* Written instruction *
Below are entries. Pull out all lines containing "English".

* Records shown *
--- Start ---
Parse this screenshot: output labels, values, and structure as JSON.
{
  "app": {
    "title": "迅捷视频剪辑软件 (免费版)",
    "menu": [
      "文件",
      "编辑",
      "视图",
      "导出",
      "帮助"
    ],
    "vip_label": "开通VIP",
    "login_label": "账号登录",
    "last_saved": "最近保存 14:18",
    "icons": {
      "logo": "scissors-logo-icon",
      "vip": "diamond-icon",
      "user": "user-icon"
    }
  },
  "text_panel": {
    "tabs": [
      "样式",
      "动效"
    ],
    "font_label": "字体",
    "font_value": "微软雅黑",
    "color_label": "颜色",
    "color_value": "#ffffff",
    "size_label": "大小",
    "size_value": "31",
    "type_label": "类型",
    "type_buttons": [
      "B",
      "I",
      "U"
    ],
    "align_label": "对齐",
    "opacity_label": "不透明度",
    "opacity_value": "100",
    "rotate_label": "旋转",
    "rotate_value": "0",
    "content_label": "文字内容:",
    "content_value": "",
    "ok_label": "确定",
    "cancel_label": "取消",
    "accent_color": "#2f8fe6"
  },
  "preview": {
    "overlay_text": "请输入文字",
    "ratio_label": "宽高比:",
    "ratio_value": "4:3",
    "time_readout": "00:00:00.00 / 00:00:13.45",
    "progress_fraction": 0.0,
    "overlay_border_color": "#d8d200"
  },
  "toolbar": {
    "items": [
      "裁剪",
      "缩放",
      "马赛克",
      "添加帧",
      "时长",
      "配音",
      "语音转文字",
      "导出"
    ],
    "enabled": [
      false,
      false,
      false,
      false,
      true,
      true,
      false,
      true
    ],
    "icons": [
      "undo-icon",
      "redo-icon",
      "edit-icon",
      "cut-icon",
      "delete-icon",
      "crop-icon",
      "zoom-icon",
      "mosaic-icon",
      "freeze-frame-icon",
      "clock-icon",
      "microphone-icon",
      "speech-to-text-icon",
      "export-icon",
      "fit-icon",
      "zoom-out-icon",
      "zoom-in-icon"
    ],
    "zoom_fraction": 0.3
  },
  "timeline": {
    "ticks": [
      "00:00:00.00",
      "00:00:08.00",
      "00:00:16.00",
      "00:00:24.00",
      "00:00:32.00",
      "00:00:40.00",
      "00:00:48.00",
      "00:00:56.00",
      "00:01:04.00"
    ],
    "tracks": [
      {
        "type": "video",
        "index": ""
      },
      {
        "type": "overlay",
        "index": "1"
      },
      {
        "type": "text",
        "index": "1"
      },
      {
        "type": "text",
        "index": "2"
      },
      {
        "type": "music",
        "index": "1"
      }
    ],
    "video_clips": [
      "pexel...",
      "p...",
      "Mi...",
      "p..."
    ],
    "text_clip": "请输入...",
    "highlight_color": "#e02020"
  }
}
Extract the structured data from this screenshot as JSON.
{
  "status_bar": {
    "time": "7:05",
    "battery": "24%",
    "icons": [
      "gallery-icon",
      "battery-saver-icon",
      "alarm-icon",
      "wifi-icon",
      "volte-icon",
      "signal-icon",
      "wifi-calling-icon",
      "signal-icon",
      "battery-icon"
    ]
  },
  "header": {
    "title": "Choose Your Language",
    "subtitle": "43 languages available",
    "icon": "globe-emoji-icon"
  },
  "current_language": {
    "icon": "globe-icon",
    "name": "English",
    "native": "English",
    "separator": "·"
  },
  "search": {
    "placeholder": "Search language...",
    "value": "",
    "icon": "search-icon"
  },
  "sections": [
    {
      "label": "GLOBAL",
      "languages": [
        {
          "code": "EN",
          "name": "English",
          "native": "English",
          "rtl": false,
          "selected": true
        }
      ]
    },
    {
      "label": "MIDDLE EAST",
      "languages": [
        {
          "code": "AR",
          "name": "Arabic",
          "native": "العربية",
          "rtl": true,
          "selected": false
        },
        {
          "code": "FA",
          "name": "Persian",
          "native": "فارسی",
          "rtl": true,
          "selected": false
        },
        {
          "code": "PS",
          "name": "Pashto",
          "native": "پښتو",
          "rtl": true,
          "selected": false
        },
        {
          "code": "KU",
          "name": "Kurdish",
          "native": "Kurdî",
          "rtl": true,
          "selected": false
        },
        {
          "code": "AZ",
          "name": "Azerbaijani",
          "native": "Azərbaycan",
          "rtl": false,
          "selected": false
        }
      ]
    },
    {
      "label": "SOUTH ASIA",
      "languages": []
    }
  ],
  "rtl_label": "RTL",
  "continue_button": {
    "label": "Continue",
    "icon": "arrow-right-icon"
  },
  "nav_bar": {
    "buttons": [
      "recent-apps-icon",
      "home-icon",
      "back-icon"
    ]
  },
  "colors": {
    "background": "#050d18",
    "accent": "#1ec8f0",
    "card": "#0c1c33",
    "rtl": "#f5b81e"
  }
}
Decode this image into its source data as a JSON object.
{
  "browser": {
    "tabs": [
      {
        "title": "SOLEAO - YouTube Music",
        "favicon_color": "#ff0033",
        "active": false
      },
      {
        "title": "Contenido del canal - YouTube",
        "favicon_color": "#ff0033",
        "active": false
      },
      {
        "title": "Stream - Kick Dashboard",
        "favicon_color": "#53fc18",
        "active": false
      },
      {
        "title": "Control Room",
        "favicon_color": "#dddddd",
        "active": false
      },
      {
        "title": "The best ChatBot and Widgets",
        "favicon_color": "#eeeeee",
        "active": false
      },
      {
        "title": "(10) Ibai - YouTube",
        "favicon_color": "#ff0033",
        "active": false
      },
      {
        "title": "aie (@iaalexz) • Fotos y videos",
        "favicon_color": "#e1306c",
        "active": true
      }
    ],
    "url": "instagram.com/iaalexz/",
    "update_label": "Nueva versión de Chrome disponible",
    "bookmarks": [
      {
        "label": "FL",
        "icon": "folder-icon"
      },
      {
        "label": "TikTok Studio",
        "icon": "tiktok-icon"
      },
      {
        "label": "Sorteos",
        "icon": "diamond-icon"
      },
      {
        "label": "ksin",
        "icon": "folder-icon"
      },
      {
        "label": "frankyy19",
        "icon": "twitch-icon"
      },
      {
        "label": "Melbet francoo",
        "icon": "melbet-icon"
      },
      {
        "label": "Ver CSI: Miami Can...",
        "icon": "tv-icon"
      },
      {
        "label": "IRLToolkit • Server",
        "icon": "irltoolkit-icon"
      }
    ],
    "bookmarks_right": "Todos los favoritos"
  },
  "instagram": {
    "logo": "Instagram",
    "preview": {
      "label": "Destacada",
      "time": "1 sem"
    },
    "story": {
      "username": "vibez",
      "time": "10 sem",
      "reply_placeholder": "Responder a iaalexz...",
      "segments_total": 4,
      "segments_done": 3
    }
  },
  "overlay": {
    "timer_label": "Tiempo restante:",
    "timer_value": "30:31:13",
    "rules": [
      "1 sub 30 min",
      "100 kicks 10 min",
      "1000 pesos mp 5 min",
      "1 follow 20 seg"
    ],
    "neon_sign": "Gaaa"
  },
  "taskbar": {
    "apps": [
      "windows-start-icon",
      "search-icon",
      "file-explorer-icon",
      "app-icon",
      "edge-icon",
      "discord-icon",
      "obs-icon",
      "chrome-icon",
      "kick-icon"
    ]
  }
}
--- End ---
* Reply to the task *
    "name": "English",
    "native": "English",
          "name": "English",
          "native": "English",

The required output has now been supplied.